[SUPPLIED RECORDS]:
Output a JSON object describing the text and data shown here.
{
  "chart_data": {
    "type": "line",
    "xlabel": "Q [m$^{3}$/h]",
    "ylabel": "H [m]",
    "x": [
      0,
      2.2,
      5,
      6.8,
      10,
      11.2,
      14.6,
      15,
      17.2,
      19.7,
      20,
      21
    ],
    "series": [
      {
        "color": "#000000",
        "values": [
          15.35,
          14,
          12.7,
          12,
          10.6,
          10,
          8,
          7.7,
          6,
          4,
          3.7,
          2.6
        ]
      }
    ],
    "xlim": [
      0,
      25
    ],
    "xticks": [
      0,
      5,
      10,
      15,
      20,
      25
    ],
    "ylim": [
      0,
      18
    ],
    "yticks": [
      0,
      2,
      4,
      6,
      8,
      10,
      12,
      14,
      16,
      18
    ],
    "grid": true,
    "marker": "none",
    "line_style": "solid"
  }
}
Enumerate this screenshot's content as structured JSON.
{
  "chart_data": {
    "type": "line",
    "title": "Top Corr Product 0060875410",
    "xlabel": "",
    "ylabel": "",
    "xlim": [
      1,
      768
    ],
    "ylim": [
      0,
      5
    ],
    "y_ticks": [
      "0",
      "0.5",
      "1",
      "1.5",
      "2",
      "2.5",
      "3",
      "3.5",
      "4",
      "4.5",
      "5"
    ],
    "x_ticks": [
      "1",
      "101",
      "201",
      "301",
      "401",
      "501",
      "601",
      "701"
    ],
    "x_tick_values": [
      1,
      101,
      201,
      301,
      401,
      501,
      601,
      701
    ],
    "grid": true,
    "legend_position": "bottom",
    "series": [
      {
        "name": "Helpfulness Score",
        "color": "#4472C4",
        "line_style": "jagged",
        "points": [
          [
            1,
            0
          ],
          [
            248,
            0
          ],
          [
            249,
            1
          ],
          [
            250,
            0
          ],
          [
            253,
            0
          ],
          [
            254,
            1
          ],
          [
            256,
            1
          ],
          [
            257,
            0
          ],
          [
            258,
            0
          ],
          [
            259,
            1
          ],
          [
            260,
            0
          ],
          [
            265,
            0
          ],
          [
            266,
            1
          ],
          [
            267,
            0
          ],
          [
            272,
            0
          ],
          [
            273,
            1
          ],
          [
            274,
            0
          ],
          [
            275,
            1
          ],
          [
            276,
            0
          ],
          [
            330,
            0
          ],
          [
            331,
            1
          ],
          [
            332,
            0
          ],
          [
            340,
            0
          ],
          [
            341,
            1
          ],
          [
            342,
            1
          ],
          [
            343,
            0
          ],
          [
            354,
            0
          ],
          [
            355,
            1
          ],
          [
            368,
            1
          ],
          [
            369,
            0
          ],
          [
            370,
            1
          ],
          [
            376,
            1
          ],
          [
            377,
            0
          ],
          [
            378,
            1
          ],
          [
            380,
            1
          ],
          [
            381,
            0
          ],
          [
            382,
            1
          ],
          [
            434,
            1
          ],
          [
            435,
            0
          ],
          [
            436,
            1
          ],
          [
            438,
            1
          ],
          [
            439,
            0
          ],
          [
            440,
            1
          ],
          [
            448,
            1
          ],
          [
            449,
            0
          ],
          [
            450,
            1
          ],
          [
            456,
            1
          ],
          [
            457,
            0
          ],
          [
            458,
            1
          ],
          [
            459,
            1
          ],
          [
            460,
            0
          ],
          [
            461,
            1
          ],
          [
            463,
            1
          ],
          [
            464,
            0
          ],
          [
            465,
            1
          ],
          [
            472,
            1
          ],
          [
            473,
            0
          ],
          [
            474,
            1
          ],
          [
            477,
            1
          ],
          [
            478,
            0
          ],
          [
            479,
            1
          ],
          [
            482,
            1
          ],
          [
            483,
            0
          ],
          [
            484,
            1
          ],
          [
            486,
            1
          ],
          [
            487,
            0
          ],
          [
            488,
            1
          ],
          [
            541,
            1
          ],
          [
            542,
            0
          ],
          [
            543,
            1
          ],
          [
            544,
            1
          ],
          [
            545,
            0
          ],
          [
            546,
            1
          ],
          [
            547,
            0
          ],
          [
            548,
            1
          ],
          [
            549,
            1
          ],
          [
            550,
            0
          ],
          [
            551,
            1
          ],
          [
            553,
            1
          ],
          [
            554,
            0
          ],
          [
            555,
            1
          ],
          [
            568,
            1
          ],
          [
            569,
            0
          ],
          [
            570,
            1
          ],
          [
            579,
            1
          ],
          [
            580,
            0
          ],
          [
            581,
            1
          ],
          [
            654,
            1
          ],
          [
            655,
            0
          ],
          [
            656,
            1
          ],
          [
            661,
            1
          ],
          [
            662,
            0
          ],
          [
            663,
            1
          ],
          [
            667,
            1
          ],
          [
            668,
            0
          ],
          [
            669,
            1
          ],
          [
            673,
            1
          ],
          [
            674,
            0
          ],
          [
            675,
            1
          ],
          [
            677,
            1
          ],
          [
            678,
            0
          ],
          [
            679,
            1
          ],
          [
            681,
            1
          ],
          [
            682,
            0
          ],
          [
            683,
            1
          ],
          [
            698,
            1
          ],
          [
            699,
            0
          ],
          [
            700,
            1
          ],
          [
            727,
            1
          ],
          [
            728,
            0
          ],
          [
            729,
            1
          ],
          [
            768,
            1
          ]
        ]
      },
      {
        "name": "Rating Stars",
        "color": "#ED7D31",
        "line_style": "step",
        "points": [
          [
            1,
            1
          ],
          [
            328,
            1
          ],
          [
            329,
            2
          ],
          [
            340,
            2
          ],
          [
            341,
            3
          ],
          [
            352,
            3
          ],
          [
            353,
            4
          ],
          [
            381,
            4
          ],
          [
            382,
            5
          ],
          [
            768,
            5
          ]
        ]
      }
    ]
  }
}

[EXERCISE PROMPT]: Of the lines in the entries, how many include the word "name"? State only the number.

[CORRECT RESULT]: 2